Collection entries
-*-
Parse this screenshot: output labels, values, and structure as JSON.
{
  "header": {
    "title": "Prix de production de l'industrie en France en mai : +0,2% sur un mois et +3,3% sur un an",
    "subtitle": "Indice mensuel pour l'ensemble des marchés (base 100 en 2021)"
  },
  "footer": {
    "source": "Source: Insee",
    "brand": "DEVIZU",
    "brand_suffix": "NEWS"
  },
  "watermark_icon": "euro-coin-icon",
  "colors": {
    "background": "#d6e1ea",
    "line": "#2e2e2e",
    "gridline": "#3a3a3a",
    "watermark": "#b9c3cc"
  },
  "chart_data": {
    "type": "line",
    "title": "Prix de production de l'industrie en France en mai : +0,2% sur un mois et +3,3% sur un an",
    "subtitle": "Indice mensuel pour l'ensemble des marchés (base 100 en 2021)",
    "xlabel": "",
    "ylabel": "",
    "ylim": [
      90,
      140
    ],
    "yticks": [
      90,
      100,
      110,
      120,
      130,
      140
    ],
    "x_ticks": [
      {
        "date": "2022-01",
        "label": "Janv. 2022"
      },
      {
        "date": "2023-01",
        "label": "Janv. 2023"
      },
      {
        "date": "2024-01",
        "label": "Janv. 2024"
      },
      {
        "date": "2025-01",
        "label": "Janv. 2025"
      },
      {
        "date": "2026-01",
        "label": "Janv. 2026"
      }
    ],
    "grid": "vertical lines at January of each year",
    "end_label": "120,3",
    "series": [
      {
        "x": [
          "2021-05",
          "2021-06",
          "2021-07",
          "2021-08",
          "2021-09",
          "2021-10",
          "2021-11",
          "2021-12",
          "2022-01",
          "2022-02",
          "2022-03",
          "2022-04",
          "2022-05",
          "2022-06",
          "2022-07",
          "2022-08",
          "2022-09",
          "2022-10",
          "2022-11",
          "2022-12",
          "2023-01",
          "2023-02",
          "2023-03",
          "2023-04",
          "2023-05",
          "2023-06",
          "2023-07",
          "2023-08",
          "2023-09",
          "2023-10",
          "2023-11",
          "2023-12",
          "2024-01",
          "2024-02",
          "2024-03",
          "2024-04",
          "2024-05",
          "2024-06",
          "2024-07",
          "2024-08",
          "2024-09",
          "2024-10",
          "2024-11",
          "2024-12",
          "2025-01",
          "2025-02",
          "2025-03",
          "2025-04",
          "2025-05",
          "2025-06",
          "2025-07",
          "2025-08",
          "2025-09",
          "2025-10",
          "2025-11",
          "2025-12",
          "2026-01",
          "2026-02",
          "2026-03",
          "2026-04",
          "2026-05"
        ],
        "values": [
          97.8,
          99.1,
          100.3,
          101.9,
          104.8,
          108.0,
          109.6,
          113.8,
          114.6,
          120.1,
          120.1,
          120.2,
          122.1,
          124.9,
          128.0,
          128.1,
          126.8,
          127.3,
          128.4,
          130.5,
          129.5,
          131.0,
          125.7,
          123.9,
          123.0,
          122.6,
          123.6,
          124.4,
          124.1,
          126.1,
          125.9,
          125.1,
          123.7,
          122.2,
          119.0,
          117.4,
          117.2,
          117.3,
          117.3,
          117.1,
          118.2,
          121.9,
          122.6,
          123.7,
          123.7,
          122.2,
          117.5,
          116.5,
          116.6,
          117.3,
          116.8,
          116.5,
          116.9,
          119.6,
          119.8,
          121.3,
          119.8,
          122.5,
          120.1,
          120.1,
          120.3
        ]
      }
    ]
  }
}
-*-
- GIVEN INSTRUCTION
Collect each line above holding the string "values".

- SOLVED EXERCISE
Parse this screenshot: output labels, values, and structure as JSON.
        "values": [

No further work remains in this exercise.